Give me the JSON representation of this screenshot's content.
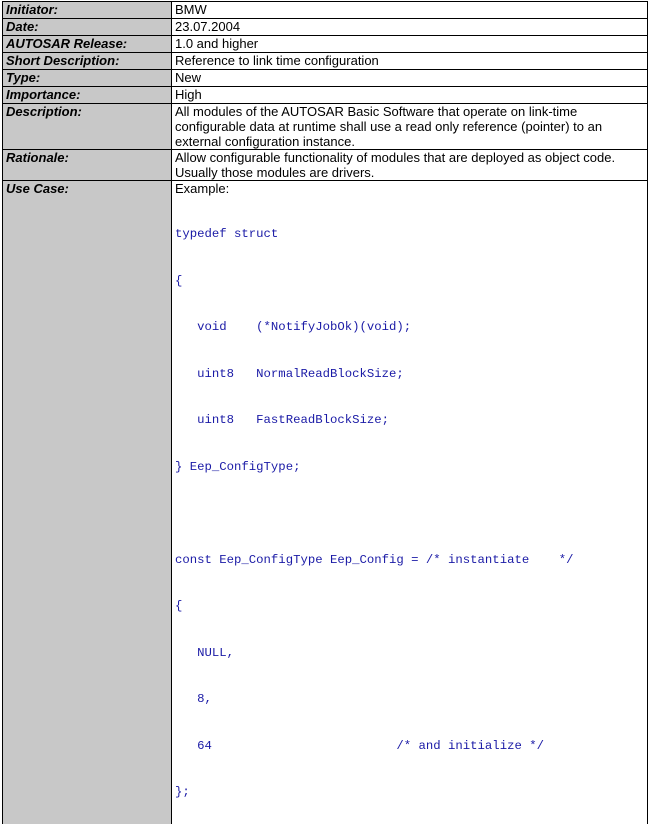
{
  "rows": [
    {
      "label": "Initiator:",
      "value": "BMW"
    },
    {
      "label": "Date:",
      "value": "23.07.2004"
    },
    {
      "label": "AUTOSAR Release:",
      "value": "1.0 and higher"
    },
    {
      "label": "Short Description:",
      "value": "Reference to link time configuration"
    },
    {
      "label": "Type:",
      "value": "New"
    },
    {
      "label": "Importance:",
      "value": "High"
    },
    {
      "label": "Description:",
      "value": "All modules of the AUTOSAR Basic Software that operate on link-time configurable data at runtime shall use a read only reference (pointer) to an external configuration instance."
    },
    {
      "label": "Rationale:",
      "value": "Allow configurable functionality of modules that are deployed as object code. Usually those modules are drivers."
    }
  ],
  "use_case": {
    "label": "Use Case:",
    "example_label": "Example:",
    "code_lines": [
      "typedef struct",
      "{",
      "   void    (*NotifyJobOk)(void);",
      "   uint8   NormalReadBlockSize;",
      "   uint8   FastReadBlockSize;",
      "} Eep_ConfigType;",
      "",
      "const Eep_ConfigType Eep_Config = /* instantiate    */",
      "{",
      "   NULL,",
      "   8,",
      "   64                         /* and initialize */",
      "};"
    ]
  }
}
::::::::::
| PROBLEM STATEMENT |
Reproduce each record above by retyping it exactly; omit all images.

| REPLY TO THE TASK |
Give me the JSON representation of this screenshot's content.
{
  "rows": [
    {
      "label": "Initiator:",
      "value": "BMW"
    },
    {
      "label": "Date:",
      "value": "23.07.2004"
    },
    {
      "label": "AUTOSAR Release:",
      "value": "1.0 and higher"
    },
    {
      "label": "Short Description:",
      "value": "Reference to link time configuration"
    },
    {
      "label": "Type:",
      "value": "New"
    },
    {
      "label": "Importance:",
      "value": "High"
    },
    {
      "label": "Description:",
      "value": "All modules of the AUTOSAR Basic Software that operate on link-time configurable data at runtime shall use a read only reference (pointer) to an external configuration instance."
    },
    {
      "label": "Rationale:",
      "value": "Allow configurable functionality of modules that are deployed as object code. Usually those modules are drivers."
    }
  ],
  "use_case": {
    "label": "Use Case:",
    "example_label": "Example:",
    "code_lines": [
      "typedef struct",
      "{",
      "   void    (*NotifyJobOk)(void);",
      "   uint8   NormalReadBlockSize;",
      "   uint8   FastReadBlockSize;",
      "} Eep_ConfigType;",
      "",
      "const Eep_ConfigType Eep_Config = /* instantiate    */",
      "{",
      "   NULL,",
      "   8,",
      "   64                         /* and initialize */",
      "};"
    ]
  }
}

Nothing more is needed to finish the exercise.